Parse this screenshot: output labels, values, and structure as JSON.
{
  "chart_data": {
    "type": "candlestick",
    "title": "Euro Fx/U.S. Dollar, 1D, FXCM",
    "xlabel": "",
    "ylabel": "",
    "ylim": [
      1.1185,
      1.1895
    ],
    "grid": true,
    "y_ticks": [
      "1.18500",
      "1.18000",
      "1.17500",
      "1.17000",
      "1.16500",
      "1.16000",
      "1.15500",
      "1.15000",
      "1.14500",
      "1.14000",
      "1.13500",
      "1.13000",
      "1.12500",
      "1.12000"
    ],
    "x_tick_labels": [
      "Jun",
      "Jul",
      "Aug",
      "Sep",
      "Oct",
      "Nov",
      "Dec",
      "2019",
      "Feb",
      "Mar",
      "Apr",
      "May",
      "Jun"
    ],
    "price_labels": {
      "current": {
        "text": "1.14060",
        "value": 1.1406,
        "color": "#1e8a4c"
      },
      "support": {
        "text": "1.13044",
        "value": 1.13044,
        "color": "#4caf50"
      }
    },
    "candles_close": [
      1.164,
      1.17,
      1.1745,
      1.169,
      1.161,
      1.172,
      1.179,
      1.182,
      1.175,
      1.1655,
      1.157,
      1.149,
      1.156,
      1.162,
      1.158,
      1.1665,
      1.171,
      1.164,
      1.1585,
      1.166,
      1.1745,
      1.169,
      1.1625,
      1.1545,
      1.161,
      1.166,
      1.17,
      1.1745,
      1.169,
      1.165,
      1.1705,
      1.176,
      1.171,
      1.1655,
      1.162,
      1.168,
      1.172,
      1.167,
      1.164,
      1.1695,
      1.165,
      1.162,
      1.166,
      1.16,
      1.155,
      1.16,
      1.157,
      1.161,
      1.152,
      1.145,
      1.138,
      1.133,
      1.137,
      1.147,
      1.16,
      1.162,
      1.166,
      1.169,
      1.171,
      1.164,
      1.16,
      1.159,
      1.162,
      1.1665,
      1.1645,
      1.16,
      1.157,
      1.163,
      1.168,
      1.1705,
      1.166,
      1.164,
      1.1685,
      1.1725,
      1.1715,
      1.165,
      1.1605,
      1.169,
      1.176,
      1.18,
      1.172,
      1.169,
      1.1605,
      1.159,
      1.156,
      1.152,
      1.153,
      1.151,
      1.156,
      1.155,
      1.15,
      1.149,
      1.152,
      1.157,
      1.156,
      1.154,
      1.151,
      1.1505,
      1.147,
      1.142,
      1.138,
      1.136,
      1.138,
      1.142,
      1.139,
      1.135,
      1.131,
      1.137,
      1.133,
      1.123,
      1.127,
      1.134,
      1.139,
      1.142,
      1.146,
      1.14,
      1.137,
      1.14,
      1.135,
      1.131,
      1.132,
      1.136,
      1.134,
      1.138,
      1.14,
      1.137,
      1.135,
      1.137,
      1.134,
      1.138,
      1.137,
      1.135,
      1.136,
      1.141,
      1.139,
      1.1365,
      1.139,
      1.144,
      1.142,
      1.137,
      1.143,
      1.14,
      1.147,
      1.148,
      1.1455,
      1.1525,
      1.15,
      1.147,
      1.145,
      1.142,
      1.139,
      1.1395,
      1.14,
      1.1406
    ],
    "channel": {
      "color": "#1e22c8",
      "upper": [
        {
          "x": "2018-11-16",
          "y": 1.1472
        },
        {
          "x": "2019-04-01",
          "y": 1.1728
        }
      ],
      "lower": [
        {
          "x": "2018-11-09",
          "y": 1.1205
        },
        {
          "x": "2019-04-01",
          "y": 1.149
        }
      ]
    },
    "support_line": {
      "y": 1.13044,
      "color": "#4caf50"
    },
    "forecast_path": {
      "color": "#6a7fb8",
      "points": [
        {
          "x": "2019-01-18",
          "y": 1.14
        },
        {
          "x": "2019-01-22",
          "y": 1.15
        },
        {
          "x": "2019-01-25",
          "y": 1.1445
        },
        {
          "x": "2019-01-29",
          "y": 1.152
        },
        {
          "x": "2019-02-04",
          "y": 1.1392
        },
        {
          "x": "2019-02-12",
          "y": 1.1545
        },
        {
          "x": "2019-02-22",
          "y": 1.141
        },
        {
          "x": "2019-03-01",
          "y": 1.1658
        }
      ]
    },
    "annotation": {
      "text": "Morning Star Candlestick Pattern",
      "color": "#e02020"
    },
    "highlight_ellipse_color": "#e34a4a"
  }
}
────
EXERCISE DIRECTIONS:
Copy out each line exactly as written.

TASK RESULT:
Parse this screenshot: output labels, values, and structure as JSON.
{
  "chart_data": {
    "type": "candlestick",
    "title": "Euro Fx/U.S. Dollar, 1D, FXCM",
    "xlabel": "",
    "ylabel": "",
    "ylim": [
      1.1185,
      1.1895
    ],
    "grid": true,
    "y_ticks": [
      "1.18500",
      "1.18000",
      "1.17500",
      "1.17000",
      "1.16500",
      "1.16000",
      "1.15500",
      "1.15000",
      "1.14500",
      "1.14000",
      "1.13500",
      "1.13000",
      "1.12500",
      "1.12000"
    ],
    "x_tick_labels": [
      "Jun",
      "Jul",
      "Aug",
      "Sep",
      "Oct",
      "Nov",
      "Dec",
      "2019",
      "Feb",
      "Mar",
      "Apr",
      "May",
      "Jun"
    ],
    "price_labels": {
      "current": {
        "text": "1.14060",
        "value": 1.1406,
        "color": "#1e8a4c"
      },
      "support": {
        "text": "1.13044",
        "value": 1.13044,
        "color": "#4caf50"
      }
    },
    "candles_close": [
      1.164,
      1.17,
      1.1745,
      1.169,
      1.161,
      1.172,
      1.179,
      1.182,
      1.175,
      1.1655,
      1.157,
      1.149,
      1.156,
      1.162,
      1.158,
      1.1665,
      1.171,
      1.164,
      1.1585,
      1.166,
      1.1745,
      1.169,
      1.1625,
      1.1545,
      1.161,
      1.166,
      1.17,
      1.1745,
      1.169,
      1.165,
      1.1705,
      1.176,
      1.171,
      1.1655,
      1.162,
      1.168,
      1.172,
      1.167,
      1.164,
      1.1695,
      1.165,
      1.162,
      1.166,
      1.16,
      1.155,
      1.16,
      1.157,
      1.161,
      1.152,
      1.145,
      1.138,
      1.133,
      1.137,
      1.147,
      1.16,
      1.162,
      1.166,
      1.169,
      1.171,
      1.164,
      1.16,
      1.159,
      1.162,
      1.1665,
      1.1645,
      1.16,
      1.157,
      1.163,
      1.168,
      1.1705,
      1.166,
      1.164,
      1.1685,
      1.1725,
      1.1715,
      1.165,
      1.1605,
      1.169,
      1.176,
      1.18,
      1.172,
      1.169,
      1.1605,
      1.159,
      1.156,
      1.152,
      1.153,
      1.151,
      1.156,
      1.155,
      1.15,
      1.149,
      1.152,
      1.157,
      1.156,
      1.154,
      1.151,
      1.1505,
      1.147,
      1.142,
      1.138,
      1.136,
      1.138,
      1.142,
      1.139,
      1.135,
      1.131,
      1.137,
      1.133,
      1.123,
      1.127,
      1.134,
      1.139,
      1.142,
      1.146,
      1.14,
      1.137,
      1.14,
      1.135,
      1.131,
      1.132,
      1.136,
      1.134,
      1.138,
      1.14,
      1.137,
      1.135,
      1.137,
      1.134,
      1.138,
      1.137,
      1.135,
      1.136,
      1.141,
      1.139,
      1.1365,
      1.139,
      1.144,
      1.142,
      1.137,
      1.143,
      1.14,
      1.147,
      1.148,
      1.1455,
      1.1525,
      1.15,
      1.147,
      1.145,
      1.142,
      1.139,
      1.1395,
      1.14,
      1.1406
    ],
    "channel": {
      "color": "#1e22c8",
      "upper": [
        {
          "x": "2018-11-16",
          "y": 1.1472
        },
        {
          "x": "2019-04-01",
          "y": 1.1728
        }
      ],
      "lower": [
        {
          "x": "2018-11-09",
          "y": 1.1205
        },
        {
          "x": "2019-04-01",
          "y": 1.149
        }
      ]
    },
    "support_line": {
      "y": 1.13044,
      "color": "#4caf50"
    },
    "forecast_path": {
      "color": "#6a7fb8",
      "points": [
        {
          "x": "2019-01-18",
          "y": 1.14
        },
        {
          "x": "2019-01-22",
          "y": 1.15
        },
        {
          "x": "2019-01-25",
          "y": 1.1445
        },
        {
          "x": "2019-01-29",
          "y": 1.152
        },
        {
          "x": "2019-02-04",
          "y": 1.1392
        },
        {
          "x": "2019-02-12",
          "y": 1.1545
        },
        {
          "x": "2019-02-22",
          "y": 1.141
        },
        {
          "x": "2019-03-01",
          "y": 1.1658
        }
      ]
    },
    "annotation": {
      "text": "Morning Star Candlestick Pattern",
      "color": "#e02020"
    },
    "highlight_ellipse_color": "#e34a4a"
  }
}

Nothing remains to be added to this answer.